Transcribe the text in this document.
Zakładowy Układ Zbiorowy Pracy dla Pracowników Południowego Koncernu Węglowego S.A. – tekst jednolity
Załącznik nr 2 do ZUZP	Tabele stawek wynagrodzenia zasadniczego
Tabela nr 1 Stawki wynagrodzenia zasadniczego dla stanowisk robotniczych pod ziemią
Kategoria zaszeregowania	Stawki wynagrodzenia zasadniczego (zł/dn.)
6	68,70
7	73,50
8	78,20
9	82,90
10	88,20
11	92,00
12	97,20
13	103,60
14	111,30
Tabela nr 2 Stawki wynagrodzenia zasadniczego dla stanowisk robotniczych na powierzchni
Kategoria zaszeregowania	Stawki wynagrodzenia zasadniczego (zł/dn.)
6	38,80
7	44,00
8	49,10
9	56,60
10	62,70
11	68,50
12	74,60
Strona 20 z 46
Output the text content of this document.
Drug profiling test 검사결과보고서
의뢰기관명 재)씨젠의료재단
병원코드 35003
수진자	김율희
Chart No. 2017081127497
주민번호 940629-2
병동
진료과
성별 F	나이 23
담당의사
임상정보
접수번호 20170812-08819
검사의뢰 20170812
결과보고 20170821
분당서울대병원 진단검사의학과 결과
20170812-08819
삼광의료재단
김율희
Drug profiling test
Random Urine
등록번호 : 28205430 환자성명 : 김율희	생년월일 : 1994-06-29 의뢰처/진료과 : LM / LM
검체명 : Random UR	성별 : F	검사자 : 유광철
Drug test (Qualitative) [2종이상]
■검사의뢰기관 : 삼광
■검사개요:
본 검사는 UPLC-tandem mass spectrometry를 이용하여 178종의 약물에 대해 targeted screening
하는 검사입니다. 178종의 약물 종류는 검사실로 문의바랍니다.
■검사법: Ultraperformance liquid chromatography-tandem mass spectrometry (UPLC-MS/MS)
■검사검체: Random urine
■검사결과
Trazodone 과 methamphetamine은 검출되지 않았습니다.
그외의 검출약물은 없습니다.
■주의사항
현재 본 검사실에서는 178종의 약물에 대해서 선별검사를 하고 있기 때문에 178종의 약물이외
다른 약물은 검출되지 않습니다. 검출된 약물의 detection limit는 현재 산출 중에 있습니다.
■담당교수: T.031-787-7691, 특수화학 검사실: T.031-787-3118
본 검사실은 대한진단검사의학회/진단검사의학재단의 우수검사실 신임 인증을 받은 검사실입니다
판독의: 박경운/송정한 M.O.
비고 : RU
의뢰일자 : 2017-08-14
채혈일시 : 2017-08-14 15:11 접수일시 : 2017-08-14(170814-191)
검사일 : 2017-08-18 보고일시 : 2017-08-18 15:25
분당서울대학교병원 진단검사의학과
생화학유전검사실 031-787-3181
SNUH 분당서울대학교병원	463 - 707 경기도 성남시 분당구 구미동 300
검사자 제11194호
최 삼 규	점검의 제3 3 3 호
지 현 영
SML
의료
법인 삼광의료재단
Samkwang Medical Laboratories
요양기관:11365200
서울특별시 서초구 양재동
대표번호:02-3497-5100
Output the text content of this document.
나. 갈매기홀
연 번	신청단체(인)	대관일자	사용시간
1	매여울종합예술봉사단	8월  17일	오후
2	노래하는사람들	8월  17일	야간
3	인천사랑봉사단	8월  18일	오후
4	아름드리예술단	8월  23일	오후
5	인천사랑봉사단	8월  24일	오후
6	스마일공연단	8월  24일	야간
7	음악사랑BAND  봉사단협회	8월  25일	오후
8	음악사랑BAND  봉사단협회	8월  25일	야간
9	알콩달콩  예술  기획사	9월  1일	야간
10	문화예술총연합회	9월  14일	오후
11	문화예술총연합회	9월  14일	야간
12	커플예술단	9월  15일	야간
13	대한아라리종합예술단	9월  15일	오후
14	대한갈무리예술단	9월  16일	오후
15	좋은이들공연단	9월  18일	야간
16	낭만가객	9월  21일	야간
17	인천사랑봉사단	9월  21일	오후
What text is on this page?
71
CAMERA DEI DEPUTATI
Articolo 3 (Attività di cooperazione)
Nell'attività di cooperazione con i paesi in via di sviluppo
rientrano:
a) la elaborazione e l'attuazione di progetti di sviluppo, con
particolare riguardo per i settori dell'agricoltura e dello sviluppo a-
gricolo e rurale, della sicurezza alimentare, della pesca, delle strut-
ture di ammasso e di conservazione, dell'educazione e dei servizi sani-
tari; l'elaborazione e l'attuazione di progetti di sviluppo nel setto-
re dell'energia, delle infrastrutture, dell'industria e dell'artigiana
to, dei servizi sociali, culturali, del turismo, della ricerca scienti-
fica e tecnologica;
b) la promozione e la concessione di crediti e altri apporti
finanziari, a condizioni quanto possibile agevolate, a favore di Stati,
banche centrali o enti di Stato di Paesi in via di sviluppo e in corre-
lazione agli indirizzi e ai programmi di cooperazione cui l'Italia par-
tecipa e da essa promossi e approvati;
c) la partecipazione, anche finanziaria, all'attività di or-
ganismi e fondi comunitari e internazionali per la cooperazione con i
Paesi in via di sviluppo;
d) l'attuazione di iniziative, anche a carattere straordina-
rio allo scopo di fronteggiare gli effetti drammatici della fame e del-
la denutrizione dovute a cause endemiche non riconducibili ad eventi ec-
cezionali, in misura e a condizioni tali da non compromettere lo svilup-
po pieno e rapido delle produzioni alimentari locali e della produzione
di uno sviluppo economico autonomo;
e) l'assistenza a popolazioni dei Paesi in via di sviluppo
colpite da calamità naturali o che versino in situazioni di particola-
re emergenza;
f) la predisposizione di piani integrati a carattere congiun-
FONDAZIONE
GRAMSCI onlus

* * * * * * *

**Problem to solve**. Only the number is wanted: how many lines in the data include the word "zasadniczego"?

**Worked answer**. 5